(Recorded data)

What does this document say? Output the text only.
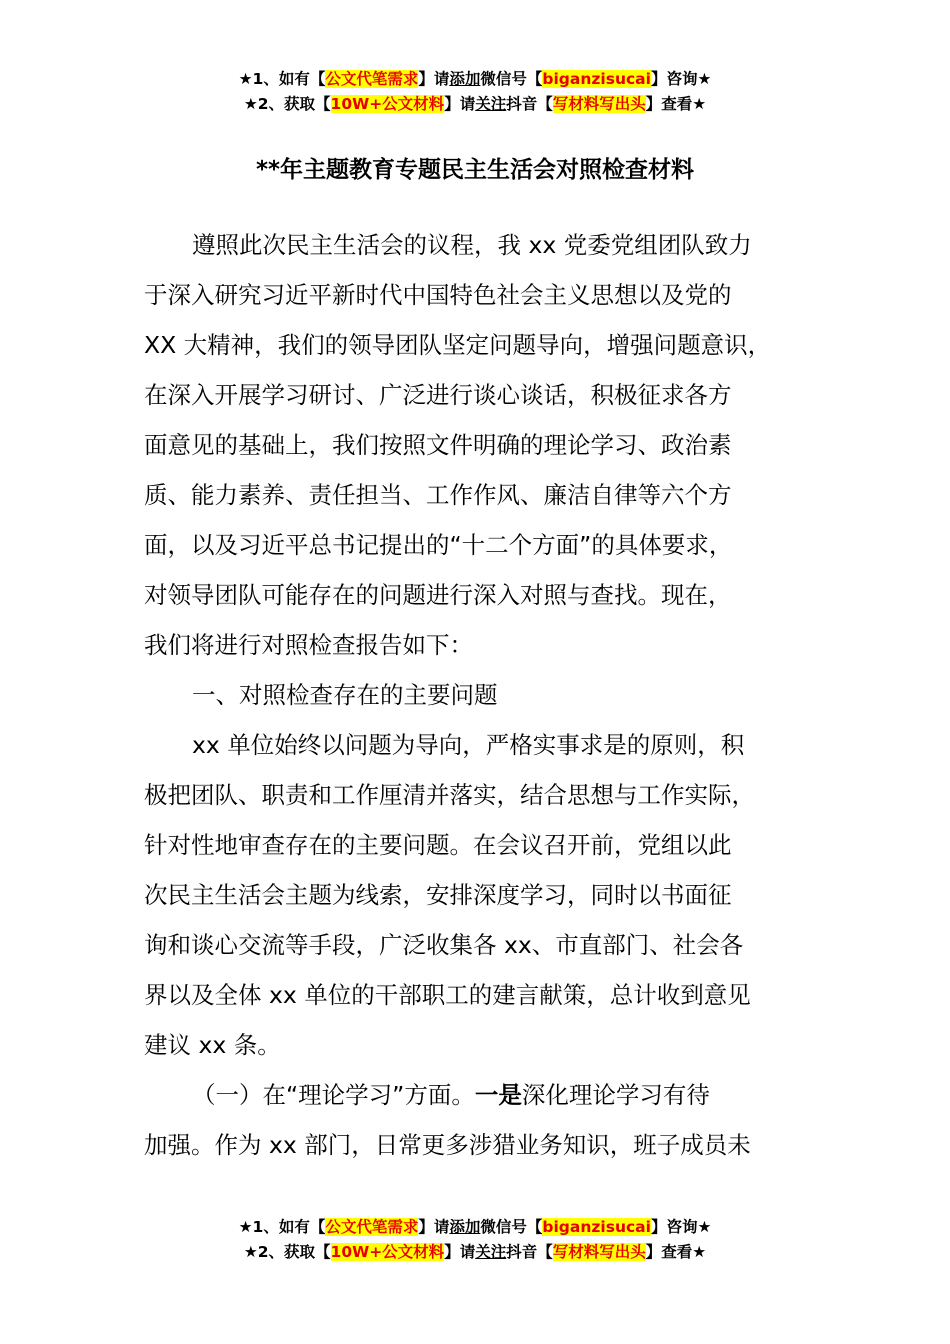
★1、如有【公文代笔需求】请添加微信号【biganzisucai】咨询★
★2、获取【10W+公文材料】请关注抖音【写材料写出头】查看★
**年主题教育专题民主生活会对照检查材料
遵照此次民主生活会的议程，我 xx 党委党组团队致力
于深入研究习近平新时代中国特色社会主义思想以及党的
XX 大精神，我们的领导团队坚定问题导向，增强问题意识，
在深入开展学习研讨、广泛进行谈心谈话，积极征求各方
面意见的基础上，我们按照文件明确的理论学习、政治素
质、能力素养、责任担当、工作作风、廉洁自律等六个方
面，以及习近平总书记提出的“十二个方面”的具体要求，
对领导团队可能存在的问题进行深入对照与查找。现在，
我们将进行对照检查报告如下：
一、对照检查存在的主要问题
xx 单位始终以问题为导向，严格实事求是的原则，积
极把团队、职责和工作厘清并落实，结合思想与工作实际，
针对性地审查存在的主要问题。在会议召开前，党组以此
次民主生活会主题为线索，安排深度学习，同时以书面征
询和谈心交流等手段，广泛收集各 xx、市直部门、社会各
界以及全体 xx 单位的干部职工的建言献策，总计收到意见
建议 xx 条。
（一）在“理论学习”方面。一是深化理论学习有待
加强。作为 xx 部门，日常更多涉猎业务知识，班子成员未
★1、如有【公文代笔需求】请添加微信号【biganzisucai】咨询★
★2、获取【10W+公文材料】请关注抖音【写材料写出头】查看★
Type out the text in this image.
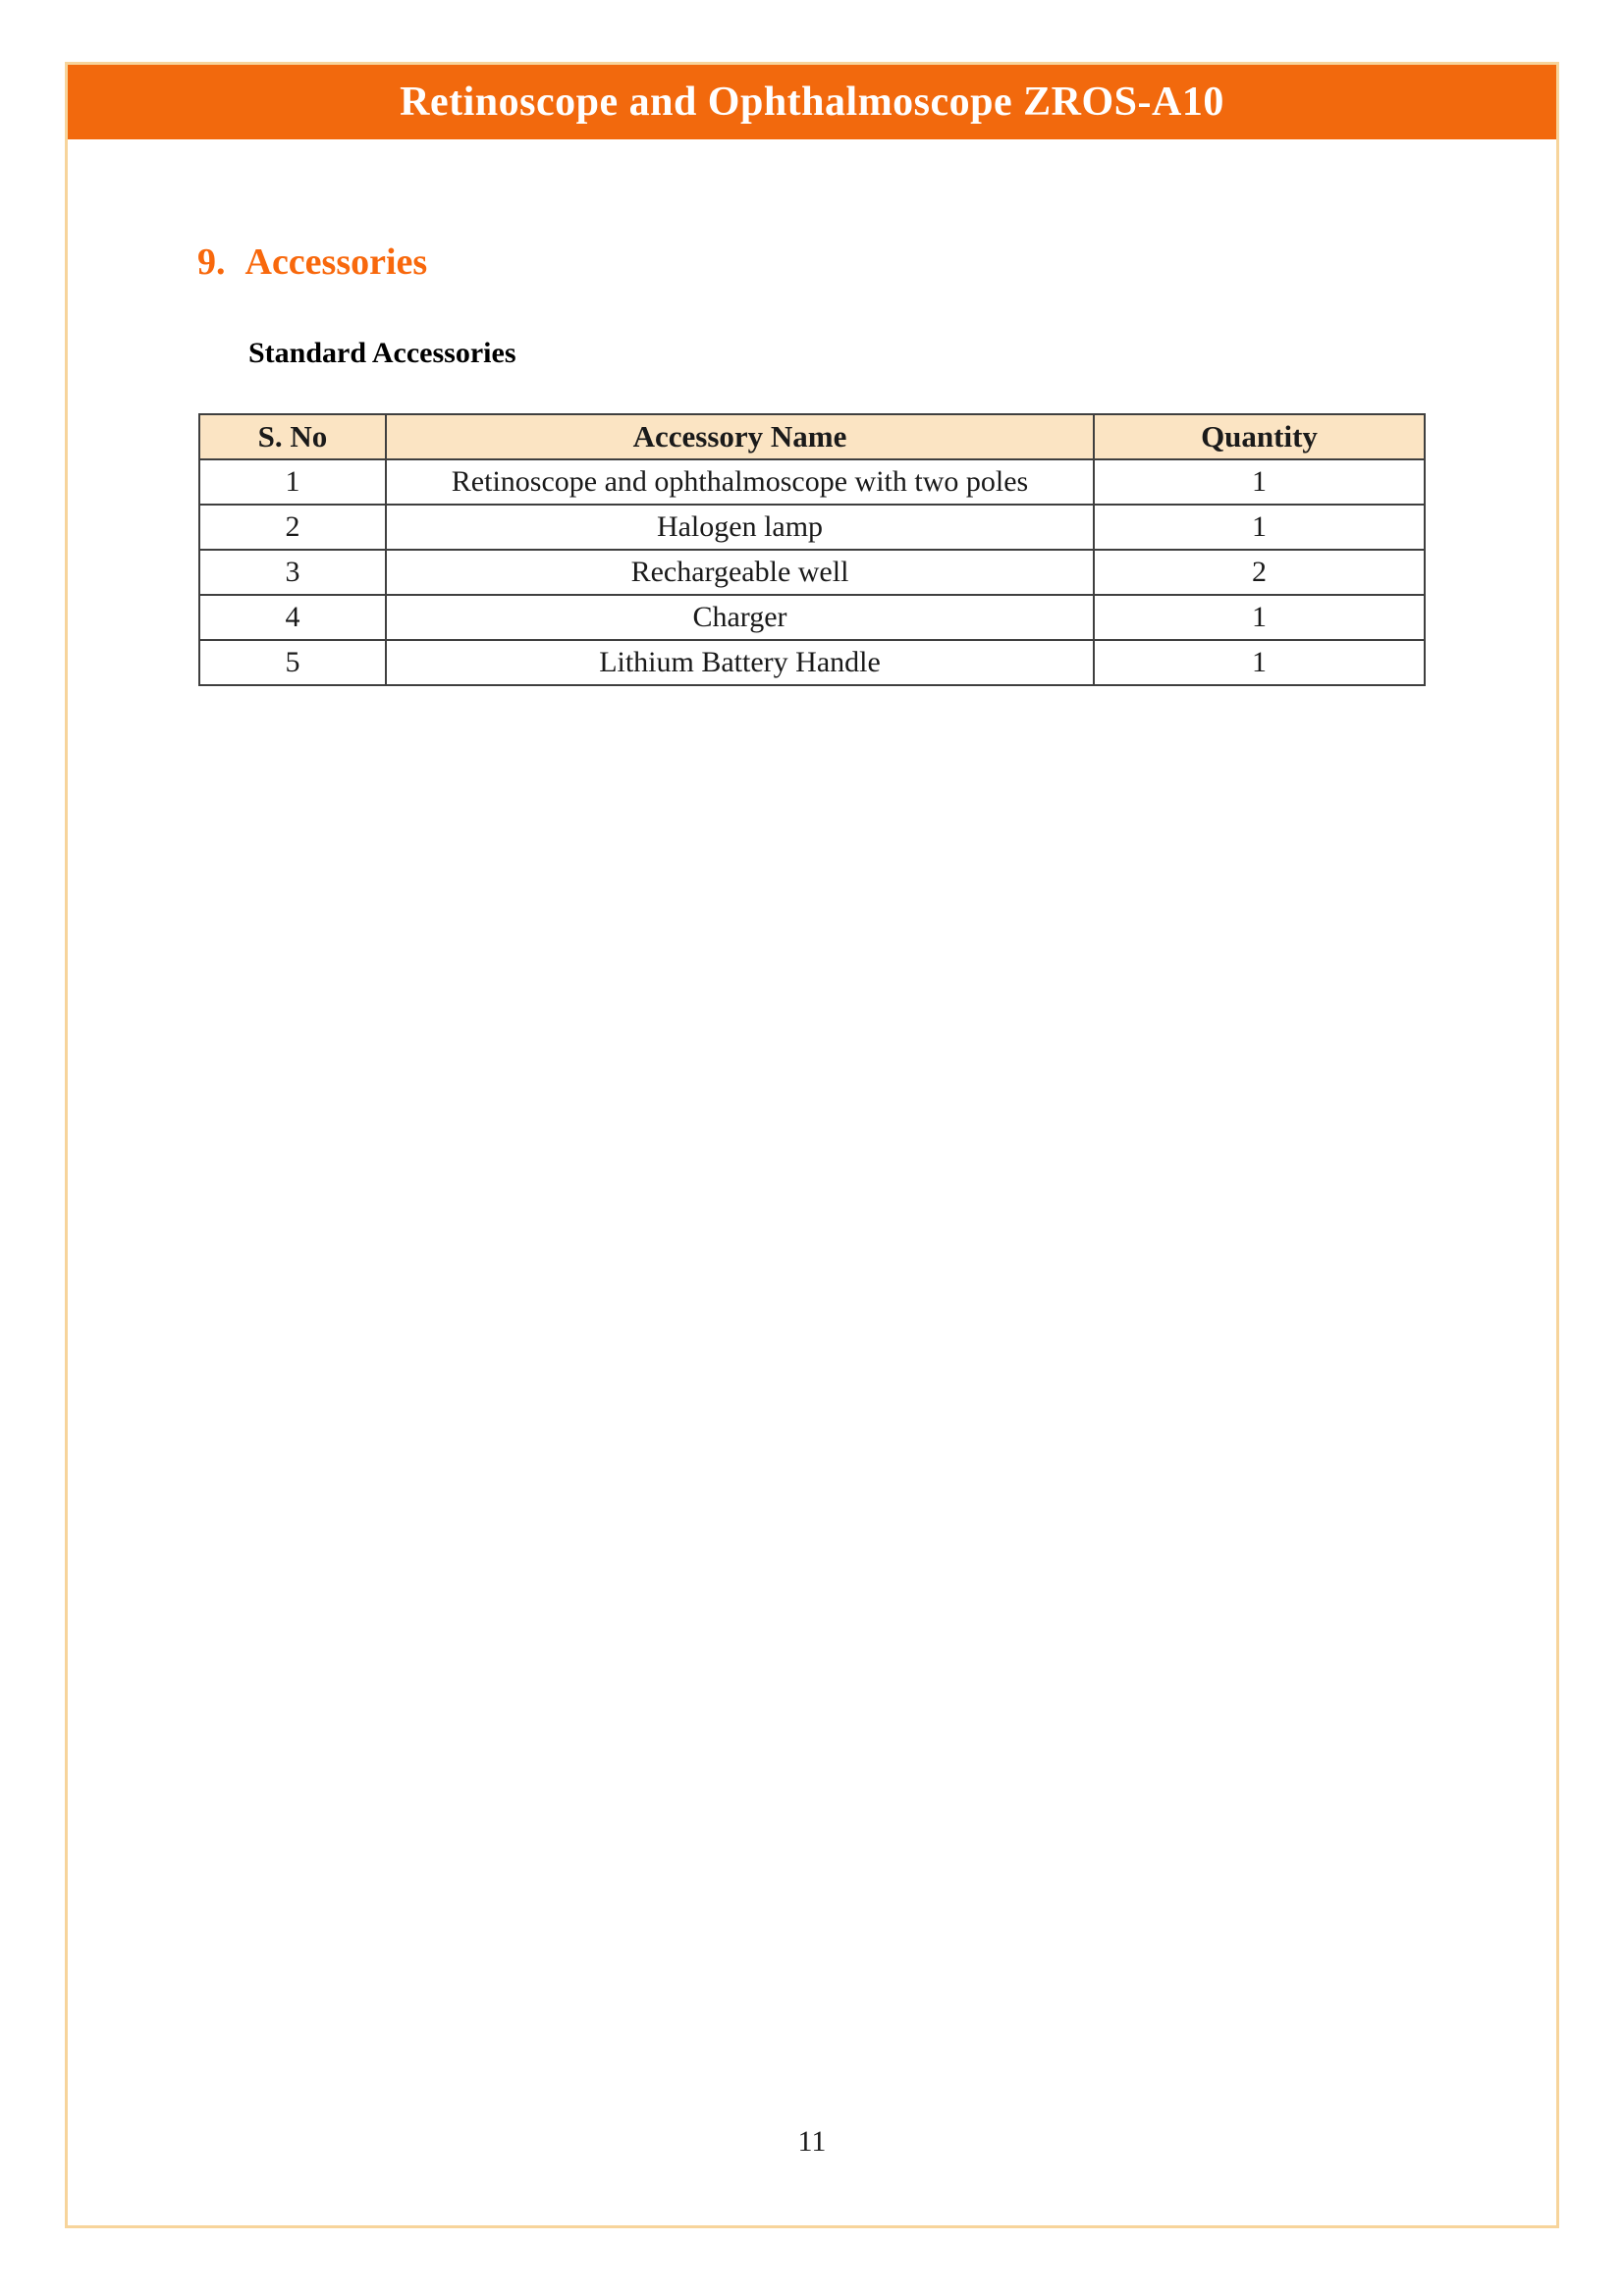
Retinoscope and Ophthalmoscope ZROS-A10
9. Accessories
Standard Accessories
S. No	Accessory Name	Quantity
1	Retinoscope and ophthalmoscope with two poles	1
2	Halogen lamp	1
3	Rechargeable well	2
4	Charger	1
5	Lithium Battery Handle	1
11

Requirements: Quote, word for word and nothing more, every line from the line with "Type out the text in this image." to the end of the entries, including both ends; skip any pictures.

Answer for this exercise:
Type out the text in this image.
Retinoscope and Ophthalmoscope ZROS-A10
9. Accessories
Standard Accessories
S. No	Accessory Name	Quantity
1	Retinoscope and ophthalmoscope with two poles	1
2	Halogen lamp	1
3	Rechargeable well	2
4	Charger	1
5	Lithium Battery Handle	1
11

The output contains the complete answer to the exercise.